*JOB*
Every entry must be given again exactly.

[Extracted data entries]
⟨
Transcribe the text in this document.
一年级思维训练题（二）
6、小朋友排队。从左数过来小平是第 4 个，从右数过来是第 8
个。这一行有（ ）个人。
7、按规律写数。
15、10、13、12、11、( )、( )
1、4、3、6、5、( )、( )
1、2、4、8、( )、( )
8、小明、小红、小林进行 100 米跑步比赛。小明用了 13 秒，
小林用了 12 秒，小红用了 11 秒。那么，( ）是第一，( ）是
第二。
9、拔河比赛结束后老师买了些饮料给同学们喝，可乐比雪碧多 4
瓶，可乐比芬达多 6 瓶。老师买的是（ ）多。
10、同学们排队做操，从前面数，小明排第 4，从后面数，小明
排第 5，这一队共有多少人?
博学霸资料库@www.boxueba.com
⟩
*SOLUTION*
Transcribe the text in this document.
一年级思维训练题（二）
6、小朋友排队。从左数过来小平是第 4 个，从右数过来是第 8
个。这一行有（ ）个人。
7、按规律写数。
15、10、13、12、11、( )、( )
1、4、3、6、5、( )、( )
1、2、4、8、( )、( )
8、小明、小红、小林进行 100 米跑步比赛。小明用了 13 秒，
小林用了 12 秒，小红用了 11 秒。那么，( ）是第一，( ）是
第二。
9、拔河比赛结束后老师买了些饮料给同学们喝，可乐比雪碧多 4
瓶，可乐比芬达多 6 瓶。老师买的是（ ）多。
10、同学们排队做操，从前面数，小明排第 4，从后面数，小明
排第 5，这一队共有多少人?
博学霸资料库@www.boxueba.com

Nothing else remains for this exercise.